> **TEXTO EXTRAÍDO**:
·····

Buenas, como bien dice Daniel, la bobina roja es la osciladora de FI de AM, en muchas radios, si no es roja suele llevar algún tipo de identificación, alguna marca que la diferencie de las demás.


----------



## radium98 (May 12, 2020)

Buen día a todos los colegas, amigos, me gustaría hacerte una pregunta para novatos, disculpe en mi duda, sobre una bobina sintonizada IF 10.7 mhz.
Si la salida sintonizada secundaria es de 10,7 MHz, ¿cuál debe ser el rango de entrada de frecuencia? 
la salida es 10,7 megaciclos.Entrada ? gama .


----------



## Daniel Lopes (May 12, 2020)

radium98 dijo:


> Buen día a todos los colegas, amigos, me gustaría hacerte una pregunta para novatos, disculpe en mi duda, sobre una bobina sintonizada IF 10.7 mhz.
> Si la salida sintonizada secundaria es de 10,7 MHz, ¿cuál debe ser el rango de entrada de frecuencia?
> la salida es 10,7 megaciclos.Entrada ? gama .


Hola caro Don radium98 , desafortunadamente NO entiendo tu dudas seguramente porque la traducción de tu idioma para lo Español fue malo hecha.
Por favor reformule tu dudas que seguramente tentaremos quitarlas con mucho gusto!
!Saludos desde Brasil!.
Att,
Daniel Lopes.


----------



## DOSMETROS (May 12, 2020)

·····

> **EXTRACTOS DE ÍTEMS**:
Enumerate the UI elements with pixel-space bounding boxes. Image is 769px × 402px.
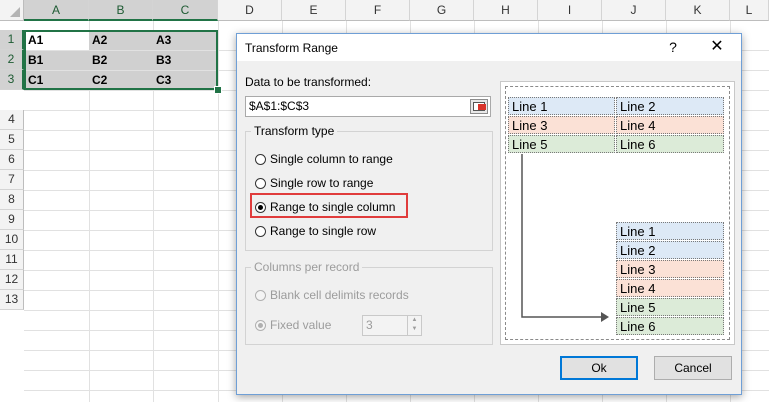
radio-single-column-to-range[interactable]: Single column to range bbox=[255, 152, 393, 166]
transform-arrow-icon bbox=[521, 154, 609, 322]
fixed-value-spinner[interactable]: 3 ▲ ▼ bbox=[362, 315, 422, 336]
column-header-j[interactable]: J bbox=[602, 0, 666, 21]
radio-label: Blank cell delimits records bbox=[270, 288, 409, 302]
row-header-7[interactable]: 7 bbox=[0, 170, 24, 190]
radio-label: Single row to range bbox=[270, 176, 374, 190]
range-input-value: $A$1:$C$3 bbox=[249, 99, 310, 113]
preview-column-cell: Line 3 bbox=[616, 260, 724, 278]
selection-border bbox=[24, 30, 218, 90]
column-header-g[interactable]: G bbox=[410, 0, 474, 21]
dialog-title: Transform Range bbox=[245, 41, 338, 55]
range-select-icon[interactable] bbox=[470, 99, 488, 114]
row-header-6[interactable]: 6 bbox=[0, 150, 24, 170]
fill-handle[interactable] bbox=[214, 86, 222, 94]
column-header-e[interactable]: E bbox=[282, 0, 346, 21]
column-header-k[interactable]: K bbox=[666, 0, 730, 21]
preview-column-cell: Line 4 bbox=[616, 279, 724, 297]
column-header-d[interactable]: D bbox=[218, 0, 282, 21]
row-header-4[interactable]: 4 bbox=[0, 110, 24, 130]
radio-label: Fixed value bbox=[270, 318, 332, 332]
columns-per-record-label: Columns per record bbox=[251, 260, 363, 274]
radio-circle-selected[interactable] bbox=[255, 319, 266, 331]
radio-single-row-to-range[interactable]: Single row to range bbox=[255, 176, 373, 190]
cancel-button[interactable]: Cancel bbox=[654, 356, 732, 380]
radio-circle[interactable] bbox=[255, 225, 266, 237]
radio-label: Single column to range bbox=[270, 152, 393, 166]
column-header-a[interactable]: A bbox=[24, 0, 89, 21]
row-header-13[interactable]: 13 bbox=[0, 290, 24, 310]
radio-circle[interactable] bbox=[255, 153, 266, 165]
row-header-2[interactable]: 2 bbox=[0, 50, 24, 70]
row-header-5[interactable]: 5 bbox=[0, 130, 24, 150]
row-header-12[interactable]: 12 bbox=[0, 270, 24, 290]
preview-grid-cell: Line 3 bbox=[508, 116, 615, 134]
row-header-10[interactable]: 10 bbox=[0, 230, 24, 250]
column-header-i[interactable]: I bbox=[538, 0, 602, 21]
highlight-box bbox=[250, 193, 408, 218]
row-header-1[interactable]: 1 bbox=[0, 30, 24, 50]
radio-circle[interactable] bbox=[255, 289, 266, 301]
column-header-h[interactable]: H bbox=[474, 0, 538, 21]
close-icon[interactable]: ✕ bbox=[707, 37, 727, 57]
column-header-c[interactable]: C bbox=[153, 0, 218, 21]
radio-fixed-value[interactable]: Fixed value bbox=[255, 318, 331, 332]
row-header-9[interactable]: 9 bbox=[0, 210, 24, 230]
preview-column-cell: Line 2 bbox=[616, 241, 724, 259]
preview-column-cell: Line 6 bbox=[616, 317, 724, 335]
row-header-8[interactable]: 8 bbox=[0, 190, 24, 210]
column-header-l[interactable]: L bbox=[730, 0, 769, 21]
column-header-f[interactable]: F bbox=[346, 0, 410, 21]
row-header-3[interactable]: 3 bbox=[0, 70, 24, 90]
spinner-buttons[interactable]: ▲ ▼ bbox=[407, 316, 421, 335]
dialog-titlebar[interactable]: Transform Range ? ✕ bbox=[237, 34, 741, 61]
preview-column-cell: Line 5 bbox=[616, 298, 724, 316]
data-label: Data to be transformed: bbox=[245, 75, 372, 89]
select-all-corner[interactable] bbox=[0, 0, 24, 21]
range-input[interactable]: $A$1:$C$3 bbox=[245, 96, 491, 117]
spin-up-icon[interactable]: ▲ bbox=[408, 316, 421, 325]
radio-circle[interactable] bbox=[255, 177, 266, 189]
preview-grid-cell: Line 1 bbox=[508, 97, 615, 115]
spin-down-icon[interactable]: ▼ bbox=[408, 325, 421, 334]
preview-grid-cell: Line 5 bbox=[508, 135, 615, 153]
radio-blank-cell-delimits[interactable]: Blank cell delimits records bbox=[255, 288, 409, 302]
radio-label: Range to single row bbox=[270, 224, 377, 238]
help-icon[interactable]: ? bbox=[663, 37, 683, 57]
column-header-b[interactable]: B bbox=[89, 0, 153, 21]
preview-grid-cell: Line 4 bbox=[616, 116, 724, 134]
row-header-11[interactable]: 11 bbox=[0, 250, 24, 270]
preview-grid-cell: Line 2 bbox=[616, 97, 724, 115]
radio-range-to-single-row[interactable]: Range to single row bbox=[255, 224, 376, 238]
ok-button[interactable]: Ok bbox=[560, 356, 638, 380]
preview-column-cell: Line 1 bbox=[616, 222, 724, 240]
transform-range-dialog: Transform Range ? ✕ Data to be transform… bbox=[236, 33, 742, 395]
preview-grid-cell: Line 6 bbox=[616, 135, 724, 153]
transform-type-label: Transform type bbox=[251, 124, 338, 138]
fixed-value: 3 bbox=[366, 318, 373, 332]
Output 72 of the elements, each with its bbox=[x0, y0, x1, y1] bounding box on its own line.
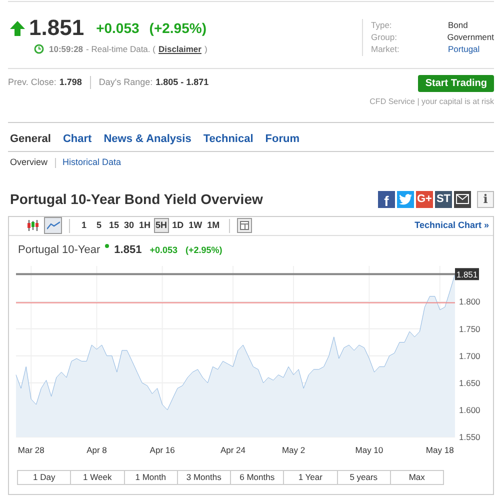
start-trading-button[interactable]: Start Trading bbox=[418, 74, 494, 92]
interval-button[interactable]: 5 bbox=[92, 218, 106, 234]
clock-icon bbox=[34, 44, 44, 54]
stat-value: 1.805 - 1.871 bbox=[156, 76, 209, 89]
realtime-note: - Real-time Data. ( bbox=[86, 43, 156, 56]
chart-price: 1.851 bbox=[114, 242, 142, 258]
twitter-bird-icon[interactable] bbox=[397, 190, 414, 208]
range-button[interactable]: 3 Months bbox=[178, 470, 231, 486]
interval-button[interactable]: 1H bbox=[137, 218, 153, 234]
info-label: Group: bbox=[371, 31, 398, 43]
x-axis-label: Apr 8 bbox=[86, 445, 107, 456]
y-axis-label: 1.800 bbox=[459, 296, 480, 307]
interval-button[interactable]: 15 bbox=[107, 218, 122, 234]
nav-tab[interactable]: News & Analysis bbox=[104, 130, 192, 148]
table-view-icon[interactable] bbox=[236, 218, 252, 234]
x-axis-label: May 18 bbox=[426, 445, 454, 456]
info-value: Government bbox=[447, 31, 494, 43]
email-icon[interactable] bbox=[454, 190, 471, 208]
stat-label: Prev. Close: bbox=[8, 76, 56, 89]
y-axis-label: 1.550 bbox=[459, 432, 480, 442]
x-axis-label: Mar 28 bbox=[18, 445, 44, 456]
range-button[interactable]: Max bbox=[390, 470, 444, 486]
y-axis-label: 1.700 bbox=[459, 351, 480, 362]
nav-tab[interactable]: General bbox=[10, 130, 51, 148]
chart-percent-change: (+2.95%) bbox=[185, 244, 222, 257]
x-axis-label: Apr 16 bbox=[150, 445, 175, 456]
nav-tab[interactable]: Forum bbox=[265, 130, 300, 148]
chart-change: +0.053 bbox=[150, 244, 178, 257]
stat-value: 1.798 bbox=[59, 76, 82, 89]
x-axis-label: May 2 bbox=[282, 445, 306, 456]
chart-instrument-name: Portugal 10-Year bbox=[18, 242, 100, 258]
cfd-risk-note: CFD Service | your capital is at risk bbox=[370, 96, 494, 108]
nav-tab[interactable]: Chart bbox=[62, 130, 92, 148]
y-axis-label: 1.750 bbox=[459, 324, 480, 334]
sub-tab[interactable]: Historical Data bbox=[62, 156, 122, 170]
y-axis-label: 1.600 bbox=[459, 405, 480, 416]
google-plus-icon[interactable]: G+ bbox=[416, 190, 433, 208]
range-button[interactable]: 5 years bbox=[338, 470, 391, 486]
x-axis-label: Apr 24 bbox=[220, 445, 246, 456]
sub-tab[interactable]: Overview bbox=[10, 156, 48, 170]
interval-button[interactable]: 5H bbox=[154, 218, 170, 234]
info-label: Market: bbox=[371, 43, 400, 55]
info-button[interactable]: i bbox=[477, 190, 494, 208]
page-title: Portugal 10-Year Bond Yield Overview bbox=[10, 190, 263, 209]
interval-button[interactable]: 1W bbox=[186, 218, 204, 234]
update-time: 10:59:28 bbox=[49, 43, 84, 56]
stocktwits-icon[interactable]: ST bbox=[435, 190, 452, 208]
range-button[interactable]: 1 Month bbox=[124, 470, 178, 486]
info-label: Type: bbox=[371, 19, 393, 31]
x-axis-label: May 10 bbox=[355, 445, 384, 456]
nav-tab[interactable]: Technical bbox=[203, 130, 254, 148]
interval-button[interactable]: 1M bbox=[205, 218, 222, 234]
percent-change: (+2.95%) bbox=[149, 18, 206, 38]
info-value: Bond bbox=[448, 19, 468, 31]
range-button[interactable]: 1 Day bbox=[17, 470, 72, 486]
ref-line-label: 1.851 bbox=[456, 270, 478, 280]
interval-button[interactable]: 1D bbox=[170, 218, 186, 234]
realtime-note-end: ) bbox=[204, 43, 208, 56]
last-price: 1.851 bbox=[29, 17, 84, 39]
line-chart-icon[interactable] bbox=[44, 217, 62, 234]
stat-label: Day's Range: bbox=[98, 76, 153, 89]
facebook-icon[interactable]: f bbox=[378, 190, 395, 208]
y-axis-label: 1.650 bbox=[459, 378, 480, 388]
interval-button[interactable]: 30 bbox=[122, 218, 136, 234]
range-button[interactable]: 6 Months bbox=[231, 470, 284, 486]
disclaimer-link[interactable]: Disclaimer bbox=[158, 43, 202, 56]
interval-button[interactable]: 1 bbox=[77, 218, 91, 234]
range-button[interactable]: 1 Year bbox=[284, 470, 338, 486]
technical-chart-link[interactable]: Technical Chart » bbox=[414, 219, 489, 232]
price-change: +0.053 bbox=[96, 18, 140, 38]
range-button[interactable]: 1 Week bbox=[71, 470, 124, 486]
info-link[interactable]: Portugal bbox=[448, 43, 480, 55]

·····

> **OBJETIVO**: Según el hilo sobre bobinas de radio, ¿qué función tiene la bobina roja en muchas radios? Los ítems provienen de una fuente distinta.

> **RESPUESTA CORRECTA**: Es la osciladora de FI de AM.